[Dataset records]
-- begin --

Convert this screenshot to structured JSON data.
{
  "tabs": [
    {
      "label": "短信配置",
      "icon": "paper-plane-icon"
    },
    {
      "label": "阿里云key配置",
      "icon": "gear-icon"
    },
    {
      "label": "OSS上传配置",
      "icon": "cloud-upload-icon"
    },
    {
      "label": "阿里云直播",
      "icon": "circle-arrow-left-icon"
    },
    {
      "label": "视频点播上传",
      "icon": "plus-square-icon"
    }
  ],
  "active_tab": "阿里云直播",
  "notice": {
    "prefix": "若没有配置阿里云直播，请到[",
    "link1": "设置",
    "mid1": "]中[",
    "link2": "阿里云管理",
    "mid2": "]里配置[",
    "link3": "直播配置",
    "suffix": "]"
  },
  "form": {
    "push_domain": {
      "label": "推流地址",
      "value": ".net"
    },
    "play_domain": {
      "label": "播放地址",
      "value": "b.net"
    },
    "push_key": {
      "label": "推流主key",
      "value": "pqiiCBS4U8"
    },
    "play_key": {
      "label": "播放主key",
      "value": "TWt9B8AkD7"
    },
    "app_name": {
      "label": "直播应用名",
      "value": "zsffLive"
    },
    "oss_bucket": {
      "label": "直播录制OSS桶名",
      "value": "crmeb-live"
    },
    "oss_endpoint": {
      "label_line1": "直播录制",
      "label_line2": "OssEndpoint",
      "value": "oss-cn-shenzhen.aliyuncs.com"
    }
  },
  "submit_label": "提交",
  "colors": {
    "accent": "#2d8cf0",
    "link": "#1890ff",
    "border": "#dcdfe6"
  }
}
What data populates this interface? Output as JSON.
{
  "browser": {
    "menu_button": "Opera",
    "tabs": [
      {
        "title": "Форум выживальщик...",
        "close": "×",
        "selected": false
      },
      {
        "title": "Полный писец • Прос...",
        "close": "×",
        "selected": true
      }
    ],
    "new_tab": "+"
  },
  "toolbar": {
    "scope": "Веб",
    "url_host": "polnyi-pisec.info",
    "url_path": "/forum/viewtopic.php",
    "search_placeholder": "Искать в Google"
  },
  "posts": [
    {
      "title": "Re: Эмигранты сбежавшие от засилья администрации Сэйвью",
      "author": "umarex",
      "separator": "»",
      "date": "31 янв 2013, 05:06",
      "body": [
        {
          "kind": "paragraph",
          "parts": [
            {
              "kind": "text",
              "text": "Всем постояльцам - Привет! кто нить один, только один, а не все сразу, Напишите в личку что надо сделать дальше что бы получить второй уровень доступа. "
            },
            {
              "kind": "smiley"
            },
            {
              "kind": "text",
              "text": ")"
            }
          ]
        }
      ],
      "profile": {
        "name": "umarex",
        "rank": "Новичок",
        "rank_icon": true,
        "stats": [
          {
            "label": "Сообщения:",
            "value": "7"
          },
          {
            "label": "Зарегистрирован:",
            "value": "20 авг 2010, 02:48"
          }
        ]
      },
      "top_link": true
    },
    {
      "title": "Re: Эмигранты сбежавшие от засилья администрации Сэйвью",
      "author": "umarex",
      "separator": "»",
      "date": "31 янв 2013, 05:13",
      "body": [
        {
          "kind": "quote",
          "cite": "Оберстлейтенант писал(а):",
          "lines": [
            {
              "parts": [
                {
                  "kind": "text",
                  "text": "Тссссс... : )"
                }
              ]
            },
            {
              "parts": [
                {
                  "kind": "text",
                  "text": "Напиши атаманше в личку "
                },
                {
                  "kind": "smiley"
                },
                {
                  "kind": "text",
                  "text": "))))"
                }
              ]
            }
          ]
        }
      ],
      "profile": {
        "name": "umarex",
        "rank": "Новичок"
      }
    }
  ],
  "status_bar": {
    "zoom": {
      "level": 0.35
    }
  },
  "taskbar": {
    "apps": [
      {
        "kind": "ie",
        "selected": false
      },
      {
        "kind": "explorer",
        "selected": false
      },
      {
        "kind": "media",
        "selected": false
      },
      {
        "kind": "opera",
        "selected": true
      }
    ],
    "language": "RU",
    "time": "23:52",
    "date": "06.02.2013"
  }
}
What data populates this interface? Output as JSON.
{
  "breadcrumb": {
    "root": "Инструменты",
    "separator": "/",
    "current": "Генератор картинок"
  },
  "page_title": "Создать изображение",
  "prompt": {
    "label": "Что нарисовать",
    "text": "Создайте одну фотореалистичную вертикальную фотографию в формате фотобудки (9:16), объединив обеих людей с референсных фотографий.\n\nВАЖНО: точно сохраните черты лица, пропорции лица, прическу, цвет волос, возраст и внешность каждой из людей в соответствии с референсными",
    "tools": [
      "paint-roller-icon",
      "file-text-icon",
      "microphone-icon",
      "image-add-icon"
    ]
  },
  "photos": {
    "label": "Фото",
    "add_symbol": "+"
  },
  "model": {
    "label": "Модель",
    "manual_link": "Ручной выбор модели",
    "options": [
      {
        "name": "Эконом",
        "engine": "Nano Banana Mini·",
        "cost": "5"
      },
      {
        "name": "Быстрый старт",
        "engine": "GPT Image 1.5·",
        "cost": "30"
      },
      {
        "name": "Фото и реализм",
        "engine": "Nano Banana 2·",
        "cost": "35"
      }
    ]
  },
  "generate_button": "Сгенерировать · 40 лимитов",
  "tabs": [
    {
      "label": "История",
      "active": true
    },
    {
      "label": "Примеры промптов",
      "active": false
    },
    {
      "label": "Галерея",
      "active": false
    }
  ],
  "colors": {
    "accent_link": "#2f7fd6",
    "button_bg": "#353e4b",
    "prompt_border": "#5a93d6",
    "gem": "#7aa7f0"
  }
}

-- end --

**YOUR INSTRUCTIONS:** Repeat every record, keeping each word and mark exactly as it is.

**CORRECT RESULT:**
Convert this screenshot to structured JSON data.
{
  "tabs": [
    {
      "label": "短信配置",
      "icon": "paper-plane-icon"
    },
    {
      "label": "阿里云key配置",
      "icon": "gear-icon"
    },
    {
      "label": "OSS上传配置",
      "icon": "cloud-upload-icon"
    },
    {
      "label": "阿里云直播",
      "icon": "circle-arrow-left-icon"
    },
    {
      "label": "视频点播上传",
      "icon": "plus-square-icon"
    }
  ],
  "active_tab": "阿里云直播",
  "notice": {
    "prefix": "若没有配置阿里云直播，请到[",
    "link1": "设置",
    "mid1": "]中[",
    "link2": "阿里云管理",
    "mid2": "]里配置[",
    "link3": "直播配置",
    "suffix": "]"
  },
  "form": {
    "push_domain": {
      "label": "推流地址",
      "value": ".net"
    },
    "play_domain": {
      "label": "播放地址",
      "value": "b.net"
    },
    "push_key": {
      "label": "推流主key",
      "value": "pqiiCBS4U8"
    },
    "play_key": {
      "label": "播放主key",
      "value": "TWt9B8AkD7"
    },
    "app_name": {
      "label": "直播应用名",
      "value": "zsffLive"
    },
    "oss_bucket": {
      "label": "直播录制OSS桶名",
      "value": "crmeb-live"
    },
    "oss_endpoint": {
      "label_line1": "直播录制",
      "label_line2": "OssEndpoint",
      "value": "oss-cn-shenzhen.aliyuncs.com"
    }
  },
  "submit_label": "提交",
  "colors": {
    "accent": "#2d8cf0",
    "link": "#1890ff",
    "border": "#dcdfe6"
  }
}
What data populates this interface? Output as JSON.
{
  "browser": {
    "menu_button": "Opera",
    "tabs": [
      {
        "title": "Форум выживальщик...",
        "close": "×",
        "selected": false
      },
      {
        "title": "Полный писец • Прос...",
        "close": "×",
        "selected": true
      }
    ],
    "new_tab": "+"
  },
  "toolbar": {
    "scope": "Веб",
    "url_host": "polnyi-pisec.info",
    "url_path": "/forum/viewtopic.php",
    "search_placeholder": "Искать в Google"
  },
  "posts": [
    {
      "title": "Re: Эмигранты сбежавшие от засилья администрации Сэйвью",
      "author": "umarex",
      "separator": "»",
      "date": "31 янв 2013, 05:06",
      "body": [
        {
          "kind": "paragraph",
          "parts": [
            {
              "kind": "text",
              "text": "Всем постояльцам - Привет! кто нить один, только один, а не все сразу, Напишите в личку что надо сделать дальше что бы получить второй уровень доступа. "
            },
            {
              "kind": "smiley"
            },
            {
              "kind": "text",
              "text": ")"
            }
          ]
        }
      ],
      "profile": {
        "name": "umarex",
        "rank": "Новичок",
        "rank_icon": true,
        "stats": [
          {
            "label": "Сообщения:",
            "value": "7"
          },
          {
            "label": "Зарегистрирован:",
            "value": "20 авг 2010, 02:48"
          }
        ]
      },
      "top_link": true
    },
    {
      "title": "Re: Эмигранты сбежавшие от засилья администрации Сэйвью",
      "author": "umarex",
      "separator": "»",
      "date": "31 янв 2013, 05:13",
      "body": [
        {
          "kind": "quote",
          "cite": "Оберстлейтенант писал(а):",
          "lines": [
            {
              "parts": [
                {
                  "kind": "text",
                  "text": "Тссссс... : )"
                }
              ]
            },
            {
              "parts": [
                {
                  "kind": "text",
                  "text": "Напиши атаманше в личку "
                },
                {
                  "kind": "smiley"
                },
                {
                  "kind": "text",
                  "text": "))))"
                }
              ]
            }
          ]
        }
      ],
      "profile": {
        "name": "umarex",
        "rank": "Новичок"
      }
    }
  ],
  "status_bar": {
    "zoom": {
      "level": 0.35
    }
  },
  "taskbar": {
    "apps": [
      {
        "kind": "ie",
        "selected": false
      },
      {
        "kind": "explorer",
        "selected": false
      },
      {
        "kind": "media",
        "selected": false
      },
      {
        "kind": "opera",
        "selected": true
      }
    ],
    "language": "RU",
    "time": "23:52",
    "date": "06.02.2013"
  }
}
What data populates this interface? Output as JSON.
{
  "breadcrumb": {
    "root": "Инструменты",
    "separator": "/",
    "current": "Генератор картинок"
  },
  "page_title": "Создать изображение",
  "prompt": {
    "label": "Что нарисовать",
    "text": "Создайте одну фотореалистичную вертикальную фотографию в формате фотобудки (9:16), объединив обеих людей с референсных фотографий.\n\nВАЖНО: точно сохраните черты лица, пропорции лица, прическу, цвет волос, возраст и внешность каждой из людей в соответствии с референсными",
    "tools": [
      "paint-roller-icon",
      "file-text-icon",
      "microphone-icon",
      "image-add-icon"
    ]
  },
  "photos": {
    "label": "Фото",
    "add_symbol": "+"
  },
  "model": {
    "label": "Модель",
    "manual_link": "Ручной выбор модели",
    "options": [
      {
        "name": "Эконом",
        "engine": "Nano Banana Mini·",
        "cost": "5"
      },
      {
        "name": "Быстрый старт",
        "engine": "GPT Image 1.5·",
        "cost": "30"
      },
      {
        "name": "Фото и реализм",
        "engine": "Nano Banana 2·",
        "cost": "35"
      }
    ]
  },
  "generate_button": "Сгенерировать · 40 лимитов",
  "tabs": [
    {
      "label": "История",
      "active": true
    },
    {
      "label": "Примеры промптов",
      "active": false
    },
    {
      "label": "Галерея",
      "active": false
    }
  ],
  "colors": {
    "accent_link": "#2f7fd6",
    "button_bg": "#353e4b",
    "prompt_border": "#5a93d6",
    "gem": "#7aa7f0"
  }
}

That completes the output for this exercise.